*** Records provided

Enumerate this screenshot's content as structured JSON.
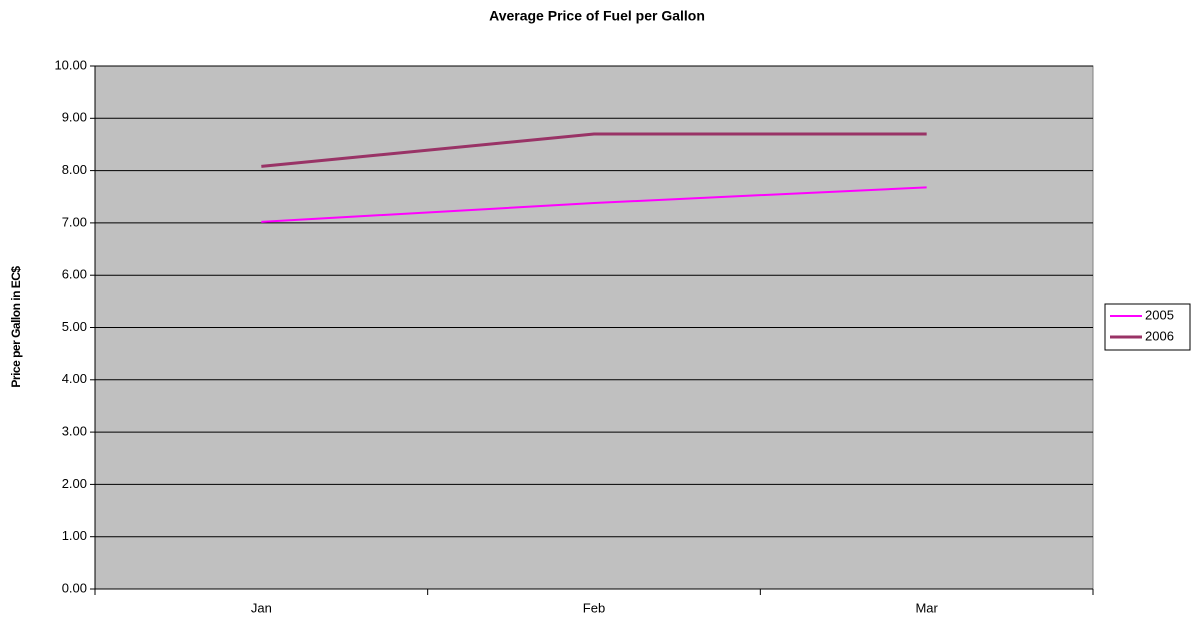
{
  "chart_data": {
    "type": "line",
    "title": "Average Price of Fuel per Gallon",
    "y_label": "Price per Gallon in EC$",
    "categories": [
      "Jan",
      "Feb",
      "Mar"
    ],
    "series": [
      {
        "name": "2005",
        "color": "#ff00ff",
        "values": [
          7.02,
          7.38,
          7.68
        ]
      },
      {
        "name": "2006",
        "color": "#993366",
        "values": [
          8.08,
          8.7,
          8.7
        ]
      }
    ],
    "ylim": [
      0,
      10
    ],
    "yticks": [
      {
        "value": 0,
        "label": "0.00"
      },
      {
        "value": 1,
        "label": "1.00"
      },
      {
        "value": 2,
        "label": "2.00"
      },
      {
        "value": 3,
        "label": "3.00"
      },
      {
        "value": 4,
        "label": "4.00"
      },
      {
        "value": 5,
        "label": "5.00"
      },
      {
        "value": 6,
        "label": "6.00"
      },
      {
        "value": 7,
        "label": "7.00"
      },
      {
        "value": 8,
        "label": "8.00"
      },
      {
        "value": 9,
        "label": "9.00"
      },
      {
        "value": 10,
        "label": "10.00"
      }
    ],
    "grid": true,
    "legend": "right",
    "plot_background": "#c0c0c0"
  }
}
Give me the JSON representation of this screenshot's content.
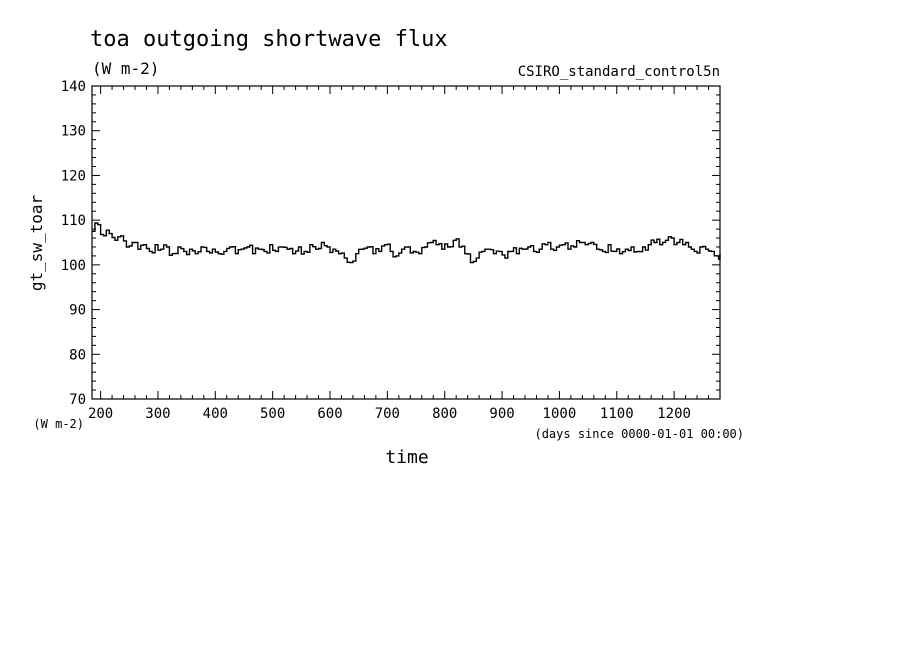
{
  "chart_data": {
    "type": "line",
    "title": "toa outgoing shortwave flux",
    "subtitle": "(W m-2)",
    "run_label": "CSIRO_standard_control5n",
    "ylabel": "gt_sw_toar",
    "y_units": "(W m-2)",
    "xlabel": "time",
    "x_units": "(days since 0000-01-01 00:00)",
    "xlim": [
      185,
      1280
    ],
    "ylim": [
      70,
      140
    ],
    "x_ticks": [
      {
        "value": 200,
        "label": "200"
      },
      {
        "value": 300,
        "label": "300"
      },
      {
        "value": 400,
        "label": "400"
      },
      {
        "value": 500,
        "label": "500"
      },
      {
        "value": 600,
        "label": "600"
      },
      {
        "value": 700,
        "label": "700"
      },
      {
        "value": 800,
        "label": "800"
      },
      {
        "value": 900,
        "label": "900"
      },
      {
        "value": 1000,
        "label": "1000"
      },
      {
        "value": 1100,
        "label": "1100"
      },
      {
        "value": 1200,
        "label": "1200"
      }
    ],
    "y_ticks": [
      {
        "value": 70,
        "label": "70"
      },
      {
        "value": 80,
        "label": "80"
      },
      {
        "value": 90,
        "label": "90"
      },
      {
        "value": 100,
        "label": "100"
      },
      {
        "value": 110,
        "label": "110"
      },
      {
        "value": 120,
        "label": "120"
      },
      {
        "value": 130,
        "label": "130"
      },
      {
        "value": 140,
        "label": "140"
      }
    ],
    "grid": false,
    "series": [
      {
        "color": "#000000",
        "x": [
          185,
          195,
          205,
          215,
          225,
          235,
          245,
          255,
          265,
          275,
          285,
          295,
          305,
          315,
          325,
          335,
          345,
          355,
          365,
          375,
          385,
          395,
          405,
          415,
          425,
          435,
          445,
          455,
          465,
          475,
          485,
          495,
          505,
          515,
          525,
          535,
          545,
          555,
          565,
          575,
          585,
          595,
          605,
          615,
          625,
          635,
          645,
          655,
          665,
          675,
          685,
          695,
          705,
          715,
          725,
          735,
          745,
          755,
          765,
          775,
          785,
          795,
          805,
          815,
          825,
          835,
          845,
          855,
          865,
          875,
          885,
          895,
          905,
          915,
          925,
          935,
          945,
          955,
          965,
          975,
          985,
          995,
          1005,
          1015,
          1025,
          1035,
          1045,
          1055,
          1065,
          1075,
          1085,
          1095,
          1105,
          1115,
          1125,
          1135,
          1145,
          1155,
          1165,
          1175,
          1185,
          1195,
          1205,
          1215,
          1225,
          1235,
          1245,
          1255,
          1265,
          1275,
          1280
        ],
        "values": [
          107.5,
          109.0,
          106.5,
          107.0,
          105.5,
          106.5,
          104.0,
          105.0,
          103.5,
          104.5,
          103.0,
          104.5,
          103.5,
          104.0,
          102.5,
          104.0,
          103.0,
          103.5,
          102.5,
          104.0,
          103.0,
          103.5,
          102.5,
          103.0,
          104.0,
          102.5,
          103.5,
          104.0,
          102.5,
          103.5,
          103.0,
          104.5,
          103.0,
          104.0,
          103.5,
          102.5,
          104.0,
          103.0,
          104.5,
          103.5,
          105.0,
          104.0,
          103.5,
          102.5,
          101.5,
          100.5,
          102.5,
          103.5,
          104.0,
          102.5,
          103.0,
          104.5,
          103.0,
          102.0,
          103.5,
          104.0,
          103.0,
          102.5,
          104.0,
          105.0,
          104.5,
          103.5,
          104.0,
          105.5,
          104.0,
          102.5,
          100.5,
          101.5,
          103.0,
          103.5,
          102.5,
          103.0,
          101.5,
          103.0,
          102.5,
          103.5,
          104.0,
          103.0,
          103.5,
          104.5,
          103.5,
          104.0,
          104.5,
          103.5,
          104.0,
          105.0,
          104.5,
          105.0,
          103.5,
          103.0,
          104.5,
          103.0,
          102.5,
          103.5,
          104.0,
          103.0,
          104.0,
          104.5,
          105.0,
          104.5,
          105.5,
          106.0,
          105.0,
          104.5,
          104.0,
          103.0,
          104.0,
          103.5,
          103.0,
          102.0,
          102.5
        ]
      }
    ]
  }
}
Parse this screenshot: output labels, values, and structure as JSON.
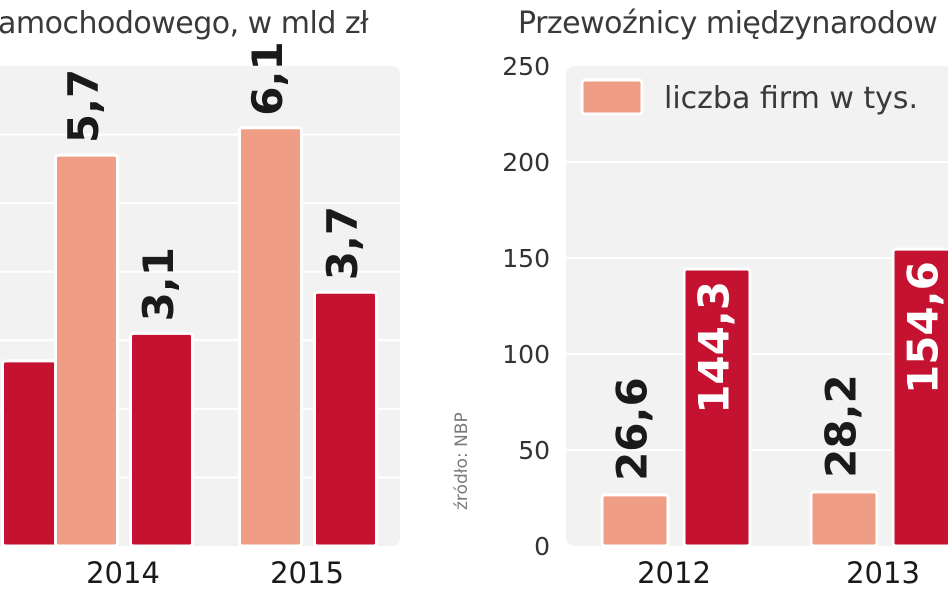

******

### What the task asks
Restate the full listing verbatim and drop every picture.

### Output of the task
Enumerate this screenshot's content as structured JSON.
{
  "chart_data": {
    "type": "line",
    "title": "Average Price of Fuel per Gallon",
    "y_label": "Price per Gallon in EC$",
    "categories": [
      "Jan",
      "Feb",
      "Mar"
    ],
    "series": [
      {
        "name": "2005",
        "color": "#ff00ff",
        "values": [
          7.02,
          7.38,
          7.68
        ]
      },
      {
        "name": "2006",
        "color": "#993366",
        "values": [
          8.08,
          8.7,
          8.7
        ]
      }
    ],
    "ylim": [
      0,
      10
    ],
    "yticks": [
      {
        "value": 0,
        "label": "0.00"
      },
      {
        "value": 1,
        "label": "1.00"
      },
      {
        "value": 2,
        "label": "2.00"
      },
      {
        "value": 3,
        "label": "3.00"
      },
      {
        "value": 4,
        "label": "4.00"
      },
      {
        "value": 5,
        "label": "5.00"
      },
      {
        "value": 6,
        "label": "6.00"
      },
      {
        "value": 7,
        "label": "7.00"
      },
      {
        "value": 8,
        "label": "8.00"
      },
      {
        "value": 9,
        "label": "9.00"
      },
      {
        "value": 10,
        "label": "10.00"
      }
    ],
    "grid": true,
    "legend": "right",
    "plot_background": "#c0c0c0"
  }
}
Give me the JSON representation of this screenshot's content.
{
  "chart_data": {
    "type": "line",
    "title": "toa outgoing shortwave flux",
    "subtitle": "(W m-2)",
    "run_label": "CSIRO_standard_control5n",
    "ylabel": "gt_sw_toar",
    "y_units": "(W m-2)",
    "xlabel": "time",
    "x_units": "(days since 0000-01-01 00:00)",
    "xlim": [
      185,
      1280
    ],
    "ylim": [
      70,
      140
    ],
    "x_ticks": [
      {
        "value": 200,
        "label": "200"
      },
      {
        "value": 300,
        "label": "300"
      },
      {
        "value": 400,
        "label": "400"
      },
      {
        "value": 500,
        "label": "500"
      },
      {
        "value": 600,
        "label": "600"
      },
      {
        "value": 700,
        "label": "700"
      },
      {
        "value": 800,
        "label": "800"
      },
      {
        "value": 900,
        "label": "900"
      },
      {
        "value": 1000,
        "label": "1000"
      },
      {
        "value": 1100,
        "label": "1100"
      },
      {
        "value": 1200,
        "label": "1200"
      }
    ],
    "y_ticks": [
      {
        "value": 70,
        "label": "70"
      },
      {
        "value": 80,
        "label": "80"
      },
      {
        "value": 90,
        "label": "90"
      },
      {
        "value": 100,
        "label": "100"
      },
      {
        "value": 110,
        "label": "110"
      },
      {
        "value": 120,
        "label": "120"
      },
      {
        "value": 130,
        "label": "130"
      },
      {
        "value": 140,
        "label": "140"
      }
    ],
    "grid": false,
    "series": [
      {
        "color": "#000000",
        "x": [
          185,
          195,
          205,
          215,
          225,
          235,
          245,
          255,
          265,
          275,
          285,
          295,
          305,
          315,
          325,
          335,
          345,
          355,
          365,
          375,
          385,
          395,
          405,
          415,
          425,
          435,
          445,
          455,
          465,
          475,
          485,
          495,
          505,
          515,
          525,
          535,
          545,
          555,
          565,
          575,
          585,
          595,
          605,
          615,
          625,
          635,
          645,
          655,
          665,
          675,
          685,
          695,
          705,
          715,
          725,
          735,
          745,
          755,
          765,
          775,
          785,
          795,
          805,
          815,
          825,
          835,
          845,
          855,
          865,
          875,
          885,
          895,
          905,
          915,
          925,
          935,
          945,
          955,
          965,
          975,
          985,
          995,
          1005,
          1015,
          1025,
          1035,
          1045,
          1055,
          1065,
          1075,
          1085,
          1095,
          1105,
          1115,
          1125,
          1135,
          1145,
          1155,
          1165,
          1175,
          1185,
          1195,
          1205,
          1215,
          1225,
          1235,
          1245,
          1255,
          1265,
          1275,
          1280
        ],
        "values": [
          107.5,
          109.0,
          106.5,
          107.0,
          105.5,
          106.5,
          104.0,
          105.0,
          103.5,
          104.5,
          103.0,
          104.5,
          103.5,
          104.0,
          102.5,
          104.0,
          103.0,
          103.5,
          102.5,
          104.0,
          103.0,
          103.5,
          102.5,
          103.0,
          104.0,
          102.5,
          103.5,
          104.0,
          102.5,
          103.5,
          103.0,
          104.5,
          103.0,
          104.0,
          103.5,
          102.5,
          104.0,
          103.0,
          104.5,
          103.5,
          105.0,
          104.0,
          103.5,
          102.5,
          101.5,
          100.5,
          102.5,
          103.5,
          104.0,
          102.5,
          103.0,
          104.5,
          103.0,
          102.0,
          103.5,
          104.0,
          103.0,
          102.5,
          104.0,
          105.0,
          104.5,
          103.5,
          104.0,
          105.5,
          104.0,
          102.5,
          100.5,
          101.5,
          103.0,
          103.5,
          102.5,
          103.0,
          101.5,
          103.0,
          102.5,
          103.5,
          104.0,
          103.0,
          103.5,
          104.5,
          103.5,
          104.0,
          104.5,
          103.5,
          104.0,
          105.0,
          104.5,
          105.0,
          103.5,
          103.0,
          104.5,
          103.0,
          102.5,
          103.5,
          104.0,
          103.0,
          104.0,
          104.5,
          105.0,
          104.5,
          105.5,
          106.0,
          105.0,
          104.5,
          104.0,
          103.0,
          104.0,
          103.5,
          103.0,
          102.0,
          102.5
        ]
      }
    ]
  }
}
Parse this screenshot: output labels, values, and structure as JSON.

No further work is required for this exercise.